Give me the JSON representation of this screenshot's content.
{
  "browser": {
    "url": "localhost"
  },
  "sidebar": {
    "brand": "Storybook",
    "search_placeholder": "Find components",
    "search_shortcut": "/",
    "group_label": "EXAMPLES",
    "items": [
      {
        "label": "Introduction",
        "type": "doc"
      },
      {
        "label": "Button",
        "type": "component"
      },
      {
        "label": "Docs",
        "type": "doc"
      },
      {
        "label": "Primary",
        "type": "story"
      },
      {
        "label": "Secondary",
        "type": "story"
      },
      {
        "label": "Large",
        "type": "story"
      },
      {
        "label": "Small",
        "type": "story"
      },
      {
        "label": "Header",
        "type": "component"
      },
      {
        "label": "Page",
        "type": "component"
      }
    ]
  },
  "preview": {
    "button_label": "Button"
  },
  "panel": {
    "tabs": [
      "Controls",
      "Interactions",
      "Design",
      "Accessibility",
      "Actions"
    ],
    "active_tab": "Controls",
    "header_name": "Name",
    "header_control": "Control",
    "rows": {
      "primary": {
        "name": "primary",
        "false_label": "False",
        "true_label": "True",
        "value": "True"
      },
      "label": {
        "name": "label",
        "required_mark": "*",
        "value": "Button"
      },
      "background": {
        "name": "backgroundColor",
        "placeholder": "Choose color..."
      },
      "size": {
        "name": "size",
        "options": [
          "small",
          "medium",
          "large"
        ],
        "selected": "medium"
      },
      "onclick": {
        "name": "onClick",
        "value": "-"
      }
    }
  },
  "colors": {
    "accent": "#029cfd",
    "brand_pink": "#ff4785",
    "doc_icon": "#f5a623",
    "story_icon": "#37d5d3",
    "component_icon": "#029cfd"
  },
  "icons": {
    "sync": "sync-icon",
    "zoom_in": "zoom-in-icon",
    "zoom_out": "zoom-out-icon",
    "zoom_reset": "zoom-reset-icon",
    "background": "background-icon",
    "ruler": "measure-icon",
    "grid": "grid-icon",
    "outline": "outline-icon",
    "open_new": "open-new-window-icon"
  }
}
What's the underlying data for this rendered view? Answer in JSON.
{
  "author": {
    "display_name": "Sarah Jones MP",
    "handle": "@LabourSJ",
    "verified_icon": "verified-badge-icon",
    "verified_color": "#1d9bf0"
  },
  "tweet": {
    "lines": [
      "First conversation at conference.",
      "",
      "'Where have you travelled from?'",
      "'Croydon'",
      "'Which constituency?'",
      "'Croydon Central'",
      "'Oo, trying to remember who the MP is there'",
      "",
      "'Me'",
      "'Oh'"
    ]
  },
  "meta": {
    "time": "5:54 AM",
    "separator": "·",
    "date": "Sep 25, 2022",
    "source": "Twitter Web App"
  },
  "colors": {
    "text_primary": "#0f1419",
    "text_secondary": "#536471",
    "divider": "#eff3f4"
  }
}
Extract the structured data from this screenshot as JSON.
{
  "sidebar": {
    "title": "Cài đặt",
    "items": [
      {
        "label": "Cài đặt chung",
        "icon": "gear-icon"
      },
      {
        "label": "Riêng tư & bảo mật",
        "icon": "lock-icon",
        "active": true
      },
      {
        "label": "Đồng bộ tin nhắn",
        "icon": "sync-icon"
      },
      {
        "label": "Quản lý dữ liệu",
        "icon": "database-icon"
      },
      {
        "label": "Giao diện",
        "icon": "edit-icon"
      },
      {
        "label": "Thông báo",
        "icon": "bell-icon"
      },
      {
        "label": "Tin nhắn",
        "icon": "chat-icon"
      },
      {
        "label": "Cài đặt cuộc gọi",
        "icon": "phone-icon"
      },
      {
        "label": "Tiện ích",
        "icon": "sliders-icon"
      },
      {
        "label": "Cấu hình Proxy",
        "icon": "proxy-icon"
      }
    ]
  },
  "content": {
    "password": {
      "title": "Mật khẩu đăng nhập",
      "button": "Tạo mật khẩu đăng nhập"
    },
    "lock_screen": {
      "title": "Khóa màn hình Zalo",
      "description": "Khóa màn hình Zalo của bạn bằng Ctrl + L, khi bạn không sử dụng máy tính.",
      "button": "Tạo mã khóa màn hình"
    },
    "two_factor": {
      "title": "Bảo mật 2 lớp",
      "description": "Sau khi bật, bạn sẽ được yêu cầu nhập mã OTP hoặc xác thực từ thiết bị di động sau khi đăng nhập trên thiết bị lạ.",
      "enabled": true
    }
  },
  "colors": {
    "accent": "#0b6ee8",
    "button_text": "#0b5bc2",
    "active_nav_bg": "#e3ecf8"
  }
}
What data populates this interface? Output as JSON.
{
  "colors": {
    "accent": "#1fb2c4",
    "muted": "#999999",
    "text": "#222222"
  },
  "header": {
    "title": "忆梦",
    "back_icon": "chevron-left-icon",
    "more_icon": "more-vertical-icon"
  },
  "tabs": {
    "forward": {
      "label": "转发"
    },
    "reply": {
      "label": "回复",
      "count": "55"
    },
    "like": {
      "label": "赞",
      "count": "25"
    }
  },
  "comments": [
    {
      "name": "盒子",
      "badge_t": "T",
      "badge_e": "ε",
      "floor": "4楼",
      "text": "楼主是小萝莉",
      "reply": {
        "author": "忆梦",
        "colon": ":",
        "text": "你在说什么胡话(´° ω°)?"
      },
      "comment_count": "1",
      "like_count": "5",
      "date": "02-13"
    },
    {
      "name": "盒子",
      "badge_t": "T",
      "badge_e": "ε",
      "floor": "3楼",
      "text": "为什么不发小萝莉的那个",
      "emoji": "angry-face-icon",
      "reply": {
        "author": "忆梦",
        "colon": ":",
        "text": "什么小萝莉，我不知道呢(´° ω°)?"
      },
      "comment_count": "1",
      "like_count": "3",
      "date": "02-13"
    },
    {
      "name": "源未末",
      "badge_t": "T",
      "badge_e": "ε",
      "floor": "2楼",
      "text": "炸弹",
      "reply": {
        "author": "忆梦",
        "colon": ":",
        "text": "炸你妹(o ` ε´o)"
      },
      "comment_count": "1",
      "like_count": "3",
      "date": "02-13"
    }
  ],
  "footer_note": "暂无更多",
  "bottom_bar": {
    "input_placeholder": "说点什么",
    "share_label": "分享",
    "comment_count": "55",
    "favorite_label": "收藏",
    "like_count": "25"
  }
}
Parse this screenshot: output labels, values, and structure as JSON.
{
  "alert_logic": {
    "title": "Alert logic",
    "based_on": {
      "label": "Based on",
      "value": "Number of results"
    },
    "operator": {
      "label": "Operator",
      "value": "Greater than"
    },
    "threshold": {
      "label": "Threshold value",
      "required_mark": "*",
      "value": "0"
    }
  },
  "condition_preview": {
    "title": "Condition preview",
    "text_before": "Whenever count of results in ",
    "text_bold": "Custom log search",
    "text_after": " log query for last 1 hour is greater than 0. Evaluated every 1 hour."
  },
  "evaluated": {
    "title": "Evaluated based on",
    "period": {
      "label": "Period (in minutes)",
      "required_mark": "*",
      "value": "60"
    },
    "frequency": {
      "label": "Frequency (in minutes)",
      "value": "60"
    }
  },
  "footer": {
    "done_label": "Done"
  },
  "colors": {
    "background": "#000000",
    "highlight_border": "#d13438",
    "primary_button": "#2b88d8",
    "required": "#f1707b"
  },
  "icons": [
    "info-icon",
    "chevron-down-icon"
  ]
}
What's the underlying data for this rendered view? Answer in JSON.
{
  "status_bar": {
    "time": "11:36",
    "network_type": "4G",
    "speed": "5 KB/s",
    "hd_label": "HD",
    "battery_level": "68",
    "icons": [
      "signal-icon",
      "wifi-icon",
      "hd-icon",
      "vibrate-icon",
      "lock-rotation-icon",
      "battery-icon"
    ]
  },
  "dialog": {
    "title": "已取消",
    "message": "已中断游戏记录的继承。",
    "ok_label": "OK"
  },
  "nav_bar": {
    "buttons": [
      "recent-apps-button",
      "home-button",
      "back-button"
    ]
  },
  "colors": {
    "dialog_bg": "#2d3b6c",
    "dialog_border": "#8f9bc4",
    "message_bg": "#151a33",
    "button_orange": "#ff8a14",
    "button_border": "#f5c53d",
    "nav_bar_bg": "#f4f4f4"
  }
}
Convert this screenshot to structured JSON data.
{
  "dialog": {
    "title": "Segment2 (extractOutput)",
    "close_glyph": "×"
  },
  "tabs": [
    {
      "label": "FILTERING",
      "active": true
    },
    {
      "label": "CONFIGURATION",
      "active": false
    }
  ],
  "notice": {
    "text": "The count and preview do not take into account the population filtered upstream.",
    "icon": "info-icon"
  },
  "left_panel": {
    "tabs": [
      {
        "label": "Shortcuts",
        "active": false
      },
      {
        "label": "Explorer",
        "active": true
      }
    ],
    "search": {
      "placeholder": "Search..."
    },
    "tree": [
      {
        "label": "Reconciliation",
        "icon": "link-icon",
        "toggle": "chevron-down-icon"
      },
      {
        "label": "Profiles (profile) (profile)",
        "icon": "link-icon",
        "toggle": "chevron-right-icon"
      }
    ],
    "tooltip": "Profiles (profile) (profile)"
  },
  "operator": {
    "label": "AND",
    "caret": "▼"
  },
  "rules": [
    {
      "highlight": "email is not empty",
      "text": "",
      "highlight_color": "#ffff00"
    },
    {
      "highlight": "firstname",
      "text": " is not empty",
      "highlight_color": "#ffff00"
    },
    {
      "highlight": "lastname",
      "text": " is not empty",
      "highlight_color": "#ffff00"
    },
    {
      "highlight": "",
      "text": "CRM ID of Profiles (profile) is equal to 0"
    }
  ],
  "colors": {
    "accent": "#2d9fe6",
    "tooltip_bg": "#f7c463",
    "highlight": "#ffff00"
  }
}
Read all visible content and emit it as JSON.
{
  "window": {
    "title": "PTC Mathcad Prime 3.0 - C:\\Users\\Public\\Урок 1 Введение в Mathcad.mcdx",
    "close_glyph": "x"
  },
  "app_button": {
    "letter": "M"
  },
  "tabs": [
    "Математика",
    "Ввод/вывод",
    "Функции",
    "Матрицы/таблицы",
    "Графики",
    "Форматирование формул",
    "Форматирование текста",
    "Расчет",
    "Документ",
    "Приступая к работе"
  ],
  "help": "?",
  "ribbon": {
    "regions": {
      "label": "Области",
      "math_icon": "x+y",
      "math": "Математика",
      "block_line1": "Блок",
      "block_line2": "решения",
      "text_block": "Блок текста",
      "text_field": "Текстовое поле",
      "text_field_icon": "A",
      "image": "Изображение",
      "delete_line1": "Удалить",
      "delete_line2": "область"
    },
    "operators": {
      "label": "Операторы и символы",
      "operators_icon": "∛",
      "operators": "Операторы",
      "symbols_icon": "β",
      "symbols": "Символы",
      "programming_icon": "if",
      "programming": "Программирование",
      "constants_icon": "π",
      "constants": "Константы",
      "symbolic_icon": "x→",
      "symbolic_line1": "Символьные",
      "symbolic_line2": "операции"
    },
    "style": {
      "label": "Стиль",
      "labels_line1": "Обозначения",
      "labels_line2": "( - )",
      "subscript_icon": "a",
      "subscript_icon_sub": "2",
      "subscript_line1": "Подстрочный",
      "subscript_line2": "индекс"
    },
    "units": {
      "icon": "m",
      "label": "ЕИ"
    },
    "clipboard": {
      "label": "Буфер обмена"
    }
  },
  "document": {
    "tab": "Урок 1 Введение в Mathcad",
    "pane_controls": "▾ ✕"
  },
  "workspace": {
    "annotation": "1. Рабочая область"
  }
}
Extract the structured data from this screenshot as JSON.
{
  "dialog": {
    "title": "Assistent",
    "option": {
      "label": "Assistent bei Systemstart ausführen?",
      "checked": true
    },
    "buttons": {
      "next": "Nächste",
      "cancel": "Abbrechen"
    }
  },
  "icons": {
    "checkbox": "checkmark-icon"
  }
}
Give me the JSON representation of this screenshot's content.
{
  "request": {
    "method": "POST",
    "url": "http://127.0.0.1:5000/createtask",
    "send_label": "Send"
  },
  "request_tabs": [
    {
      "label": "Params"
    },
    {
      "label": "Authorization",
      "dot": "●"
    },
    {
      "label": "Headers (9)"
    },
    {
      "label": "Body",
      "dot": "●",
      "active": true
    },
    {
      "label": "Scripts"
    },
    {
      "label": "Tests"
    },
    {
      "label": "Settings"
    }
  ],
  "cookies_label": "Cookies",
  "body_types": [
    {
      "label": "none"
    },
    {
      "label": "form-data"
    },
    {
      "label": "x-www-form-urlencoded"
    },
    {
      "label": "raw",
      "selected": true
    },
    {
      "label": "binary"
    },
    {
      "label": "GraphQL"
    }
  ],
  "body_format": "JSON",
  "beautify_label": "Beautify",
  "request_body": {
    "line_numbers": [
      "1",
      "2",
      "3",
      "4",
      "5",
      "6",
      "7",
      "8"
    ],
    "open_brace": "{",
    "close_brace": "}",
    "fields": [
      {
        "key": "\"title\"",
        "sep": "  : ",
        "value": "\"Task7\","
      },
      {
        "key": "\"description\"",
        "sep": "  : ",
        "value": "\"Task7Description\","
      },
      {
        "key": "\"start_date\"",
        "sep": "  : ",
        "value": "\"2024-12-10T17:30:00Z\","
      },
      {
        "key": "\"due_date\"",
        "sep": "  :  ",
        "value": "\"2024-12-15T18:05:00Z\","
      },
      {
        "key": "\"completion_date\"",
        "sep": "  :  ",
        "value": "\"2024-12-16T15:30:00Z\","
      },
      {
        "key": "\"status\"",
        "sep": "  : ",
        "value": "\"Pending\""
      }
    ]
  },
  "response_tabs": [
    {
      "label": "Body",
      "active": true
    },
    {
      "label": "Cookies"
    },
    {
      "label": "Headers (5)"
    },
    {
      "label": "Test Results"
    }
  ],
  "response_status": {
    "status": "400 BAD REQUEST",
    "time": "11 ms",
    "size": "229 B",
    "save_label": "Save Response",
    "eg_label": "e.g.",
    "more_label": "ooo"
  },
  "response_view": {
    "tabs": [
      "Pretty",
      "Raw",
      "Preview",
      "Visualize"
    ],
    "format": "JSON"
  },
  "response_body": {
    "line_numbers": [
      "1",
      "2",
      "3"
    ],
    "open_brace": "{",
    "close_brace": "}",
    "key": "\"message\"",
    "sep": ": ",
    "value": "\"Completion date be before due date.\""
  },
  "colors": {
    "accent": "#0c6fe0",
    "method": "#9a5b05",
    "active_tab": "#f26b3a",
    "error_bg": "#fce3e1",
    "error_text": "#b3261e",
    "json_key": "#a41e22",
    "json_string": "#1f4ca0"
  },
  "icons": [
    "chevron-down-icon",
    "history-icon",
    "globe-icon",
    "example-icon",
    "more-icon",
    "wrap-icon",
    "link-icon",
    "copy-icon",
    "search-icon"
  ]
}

##########

What is being asked: Above is a listing; report how many of its lines include the word "zoom", giving the number only.

Expected answer: 3